§ **Exercise**:
Here are some entries; quote each one exactly.

--- BEGIN Data for the task ---

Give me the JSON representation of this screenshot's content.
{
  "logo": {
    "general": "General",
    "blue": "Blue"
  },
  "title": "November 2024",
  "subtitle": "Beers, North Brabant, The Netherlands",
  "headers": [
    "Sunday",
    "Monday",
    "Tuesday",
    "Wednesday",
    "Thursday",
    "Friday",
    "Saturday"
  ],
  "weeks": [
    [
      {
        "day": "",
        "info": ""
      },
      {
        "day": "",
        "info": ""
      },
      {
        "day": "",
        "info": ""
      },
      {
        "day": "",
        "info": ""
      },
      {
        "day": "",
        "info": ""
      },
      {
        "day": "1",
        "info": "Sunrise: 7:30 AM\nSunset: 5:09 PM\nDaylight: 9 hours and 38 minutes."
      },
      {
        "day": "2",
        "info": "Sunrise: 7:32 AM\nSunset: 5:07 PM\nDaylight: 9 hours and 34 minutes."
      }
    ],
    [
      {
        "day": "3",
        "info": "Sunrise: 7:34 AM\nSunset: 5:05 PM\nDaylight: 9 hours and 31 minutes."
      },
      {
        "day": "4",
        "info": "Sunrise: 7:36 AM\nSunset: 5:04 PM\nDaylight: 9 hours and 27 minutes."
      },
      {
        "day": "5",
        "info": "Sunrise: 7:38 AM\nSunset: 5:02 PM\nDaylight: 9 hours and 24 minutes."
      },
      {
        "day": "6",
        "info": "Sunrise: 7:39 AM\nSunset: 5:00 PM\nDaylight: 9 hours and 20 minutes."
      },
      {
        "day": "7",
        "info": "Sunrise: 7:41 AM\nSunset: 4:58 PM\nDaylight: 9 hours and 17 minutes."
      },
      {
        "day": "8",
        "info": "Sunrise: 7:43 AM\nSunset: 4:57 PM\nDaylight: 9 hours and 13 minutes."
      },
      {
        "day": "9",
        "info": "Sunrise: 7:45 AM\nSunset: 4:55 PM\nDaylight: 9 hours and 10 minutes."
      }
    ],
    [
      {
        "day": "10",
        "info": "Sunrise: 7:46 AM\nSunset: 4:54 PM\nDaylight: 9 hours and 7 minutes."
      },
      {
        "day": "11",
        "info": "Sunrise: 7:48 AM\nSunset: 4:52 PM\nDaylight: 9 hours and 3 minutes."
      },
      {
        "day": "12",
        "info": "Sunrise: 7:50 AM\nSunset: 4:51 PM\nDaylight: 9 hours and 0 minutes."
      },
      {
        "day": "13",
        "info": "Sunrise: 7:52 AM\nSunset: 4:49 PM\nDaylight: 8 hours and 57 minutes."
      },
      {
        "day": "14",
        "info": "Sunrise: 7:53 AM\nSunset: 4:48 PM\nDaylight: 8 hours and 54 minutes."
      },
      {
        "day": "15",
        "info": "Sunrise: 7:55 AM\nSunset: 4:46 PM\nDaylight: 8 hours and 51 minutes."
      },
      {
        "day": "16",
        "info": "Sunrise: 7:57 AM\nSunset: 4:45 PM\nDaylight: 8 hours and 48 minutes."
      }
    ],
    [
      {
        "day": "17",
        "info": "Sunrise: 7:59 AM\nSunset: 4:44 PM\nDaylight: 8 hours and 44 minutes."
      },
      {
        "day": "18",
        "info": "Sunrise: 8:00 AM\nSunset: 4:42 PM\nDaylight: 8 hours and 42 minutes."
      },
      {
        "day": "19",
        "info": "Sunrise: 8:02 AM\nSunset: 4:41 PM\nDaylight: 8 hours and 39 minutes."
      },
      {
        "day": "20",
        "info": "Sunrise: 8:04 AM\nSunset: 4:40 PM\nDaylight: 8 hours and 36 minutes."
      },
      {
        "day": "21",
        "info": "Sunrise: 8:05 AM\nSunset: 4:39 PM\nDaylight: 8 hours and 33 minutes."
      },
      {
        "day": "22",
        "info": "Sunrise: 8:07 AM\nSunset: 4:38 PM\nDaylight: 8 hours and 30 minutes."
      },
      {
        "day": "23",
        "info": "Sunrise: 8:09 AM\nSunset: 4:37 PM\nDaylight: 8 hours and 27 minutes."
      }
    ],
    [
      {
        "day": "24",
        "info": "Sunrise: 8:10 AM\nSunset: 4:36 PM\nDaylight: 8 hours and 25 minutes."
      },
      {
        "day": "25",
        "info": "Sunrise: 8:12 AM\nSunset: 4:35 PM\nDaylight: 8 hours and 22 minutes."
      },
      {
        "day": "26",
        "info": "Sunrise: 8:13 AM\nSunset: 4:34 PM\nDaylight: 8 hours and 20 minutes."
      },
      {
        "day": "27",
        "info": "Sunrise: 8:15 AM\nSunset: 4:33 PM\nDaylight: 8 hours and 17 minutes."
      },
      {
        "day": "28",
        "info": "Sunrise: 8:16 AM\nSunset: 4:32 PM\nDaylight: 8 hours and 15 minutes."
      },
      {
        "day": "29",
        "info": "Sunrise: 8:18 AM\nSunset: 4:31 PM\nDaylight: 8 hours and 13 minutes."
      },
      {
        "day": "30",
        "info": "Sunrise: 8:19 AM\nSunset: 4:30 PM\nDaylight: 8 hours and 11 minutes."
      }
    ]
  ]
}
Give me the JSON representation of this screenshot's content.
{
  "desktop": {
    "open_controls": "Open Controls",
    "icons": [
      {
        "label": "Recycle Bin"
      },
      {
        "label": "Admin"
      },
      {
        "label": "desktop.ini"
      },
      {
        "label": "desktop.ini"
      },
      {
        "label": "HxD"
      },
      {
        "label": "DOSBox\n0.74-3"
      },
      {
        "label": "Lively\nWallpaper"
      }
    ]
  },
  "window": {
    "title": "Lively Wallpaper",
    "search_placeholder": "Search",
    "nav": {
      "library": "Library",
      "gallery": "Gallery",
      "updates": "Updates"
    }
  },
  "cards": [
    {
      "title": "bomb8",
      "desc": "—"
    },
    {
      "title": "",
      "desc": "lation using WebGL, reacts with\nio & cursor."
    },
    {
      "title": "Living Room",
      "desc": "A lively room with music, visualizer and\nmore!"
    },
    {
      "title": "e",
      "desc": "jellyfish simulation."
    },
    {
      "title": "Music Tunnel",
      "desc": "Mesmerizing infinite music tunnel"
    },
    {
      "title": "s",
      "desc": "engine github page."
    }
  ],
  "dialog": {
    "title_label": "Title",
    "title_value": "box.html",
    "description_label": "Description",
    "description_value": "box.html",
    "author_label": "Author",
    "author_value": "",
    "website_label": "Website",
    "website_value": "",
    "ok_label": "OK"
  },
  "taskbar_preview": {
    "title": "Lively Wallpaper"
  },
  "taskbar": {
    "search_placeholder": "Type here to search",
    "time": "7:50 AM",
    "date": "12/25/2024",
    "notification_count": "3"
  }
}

--- END Data for the task ---

§ **Exercise solution**:
Give me the JSON representation of this screenshot's content.
{
  "logo": {
    "general": "General",
    "blue": "Blue"
  },
  "title": "November 2024",
  "subtitle": "Beers, North Brabant, The Netherlands",
  "headers": [
    "Sunday",
    "Monday",
    "Tuesday",
    "Wednesday",
    "Thursday",
    "Friday",
    "Saturday"
  ],
  "weeks": [
    [
      {
        "day": "",
        "info": ""
      },
      {
        "day": "",
        "info": ""
      },
      {
        "day": "",
        "info": ""
      },
      {
        "day": "",
        "info": ""
      },
      {
        "day": "",
        "info": ""
      },
      {
        "day": "1",
        "info": "Sunrise: 7:30 AM\nSunset: 5:09 PM\nDaylight: 9 hours and 38 minutes."
      },
      {
        "day": "2",
        "info": "Sunrise: 7:32 AM\nSunset: 5:07 PM\nDaylight: 9 hours and 34 minutes."
      }
    ],
    [
      {
        "day": "3",
        "info": "Sunrise: 7:34 AM\nSunset: 5:05 PM\nDaylight: 9 hours and 31 minutes."
      },
      {
        "day": "4",
        "info": "Sunrise: 7:36 AM\nSunset: 5:04 PM\nDaylight: 9 hours and 27 minutes."
      },
      {
        "day": "5",
        "info": "Sunrise: 7:38 AM\nSunset: 5:02 PM\nDaylight: 9 hours and 24 minutes."
      },
      {
        "day": "6",
        "info": "Sunrise: 7:39 AM\nSunset: 5:00 PM\nDaylight: 9 hours and 20 minutes."
      },
      {
        "day": "7",
        "info": "Sunrise: 7:41 AM\nSunset: 4:58 PM\nDaylight: 9 hours and 17 minutes."
      },
      {
        "day": "8",
        "info": "Sunrise: 7:43 AM\nSunset: 4:57 PM\nDaylight: 9 hours and 13 minutes."
      },
      {
        "day": "9",
        "info": "Sunrise: 7:45 AM\nSunset: 4:55 PM\nDaylight: 9 hours and 10 minutes."
      }
    ],
    [
      {
        "day": "10",
        "info": "Sunrise: 7:46 AM\nSunset: 4:54 PM\nDaylight: 9 hours and 7 minutes."
      },
      {
        "day": "11",
        "info": "Sunrise: 7:48 AM\nSunset: 4:52 PM\nDaylight: 9 hours and 3 minutes."
      },
      {
        "day": "12",
        "info": "Sunrise: 7:50 AM\nSunset: 4:51 PM\nDaylight: 9 hours and 0 minutes."
      },
      {
        "day": "13",
        "info": "Sunrise: 7:52 AM\nSunset: 4:49 PM\nDaylight: 8 hours and 57 minutes."
      },
      {
        "day": "14",
        "info": "Sunrise: 7:53 AM\nSunset: 4:48 PM\nDaylight: 8 hours and 54 minutes."
      },
      {
        "day": "15",
        "info": "Sunrise: 7:55 AM\nSunset: 4:46 PM\nDaylight: 8 hours and 51 minutes."
      },
      {
        "day": "16",
        "info": "Sunrise: 7:57 AM\nSunset: 4:45 PM\nDaylight: 8 hours and 48 minutes."
      }
    ],
    [
      {
        "day": "17",
        "info": "Sunrise: 7:59 AM\nSunset: 4:44 PM\nDaylight: 8 hours and 44 minutes."
      },
      {
        "day": "18",
        "info": "Sunrise: 8:00 AM\nSunset: 4:42 PM\nDaylight: 8 hours and 42 minutes."
      },
      {
        "day": "19",
        "info": "Sunrise: 8:02 AM\nSunset: 4:41 PM\nDaylight: 8 hours and 39 minutes."
      },
      {
        "day": "20",
        "info": "Sunrise: 8:04 AM\nSunset: 4:40 PM\nDaylight: 8 hours and 36 minutes."
      },
      {
        "day": "21",
        "info": "Sunrise: 8:05 AM\nSunset: 4:39 PM\nDaylight: 8 hours and 33 minutes."
      },
      {
        "day": "22",
        "info": "Sunrise: 8:07 AM\nSunset: 4:38 PM\nDaylight: 8 hours and 30 minutes."
      },
      {
        "day": "23",
        "info": "Sunrise: 8:09 AM\nSunset: 4:37 PM\nDaylight: 8 hours and 27 minutes."
      }
    ],
    [
      {
        "day": "24",
        "info": "Sunrise: 8:10 AM\nSunset: 4:36 PM\nDaylight: 8 hours and 25 minutes."
      },
      {
        "day": "25",
        "info": "Sunrise: 8:12 AM\nSunset: 4:35 PM\nDaylight: 8 hours and 22 minutes."
      },
      {
        "day": "26",
        "info": "Sunrise: 8:13 AM\nSunset: 4:34 PM\nDaylight: 8 hours and 20 minutes."
      },
      {
        "day": "27",
        "info": "Sunrise: 8:15 AM\nSunset: 4:33 PM\nDaylight: 8 hours and 17 minutes."
      },
      {
        "day": "28",
        "info": "Sunrise: 8:16 AM\nSunset: 4:32 PM\nDaylight: 8 hours and 15 minutes."
      },
      {
        "day": "29",
        "info": "Sunrise: 8:18 AM\nSunset: 4:31 PM\nDaylight: 8 hours and 13 minutes."
      },
      {
        "day": "30",
        "info": "Sunrise: 8:19 AM\nSunset: 4:30 PM\nDaylight: 8 hours and 11 minutes."
      }
    ]
  ]
}
Give me the JSON representation of this screenshot's content.
{
  "desktop": {
    "open_controls": "Open Controls",
    "icons": [
      {
        "label": "Recycle Bin"
      },
      {
        "label": "Admin"
      },
      {
        "label": "desktop.ini"
      },
      {
        "label": "desktop.ini"
      },
      {
        "label": "HxD"
      },
      {
        "label": "DOSBox\n0.74-3"
      },
      {
        "label": "Lively\nWallpaper"
      }
    ]
  },
  "window": {
    "title": "Lively Wallpaper",
    "search_placeholder": "Search",
    "nav": {
      "library": "Library",
      "gallery": "Gallery",
      "updates": "Updates"
    }
  },
  "cards": [
    {
      "title": "bomb8",
      "desc": "—"
    },
    {
      "title": "",
      "desc": "lation using WebGL, reacts with\nio & cursor."
    },
    {
      "title": "Living Room",
      "desc": "A lively room with music, visualizer and\nmore!"
    },
    {
      "title": "e",
      "desc": "jellyfish simulation."
    },
    {
      "title": "Music Tunnel",
      "desc": "Mesmerizing infinite music tunnel"
    },
    {
      "title": "s",
      "desc": "engine github page."
    }
  ],
  "dialog": {
    "title_label": "Title",
    "title_value": "box.html",
    "description_label": "Description",
    "description_value": "box.html",
    "author_label": "Author",
    "author_value": "",
    "website_label": "Website",
    "website_value": "",
    "ok_label": "OK"
  },
  "taskbar_preview": {
    "title": "Lively Wallpaper"
  },
  "taskbar": {
    "search_placeholder": "Type here to search",
    "time": "7:50 AM",
    "date": "12/25/2024",
    "notification_count": "3"
  }
}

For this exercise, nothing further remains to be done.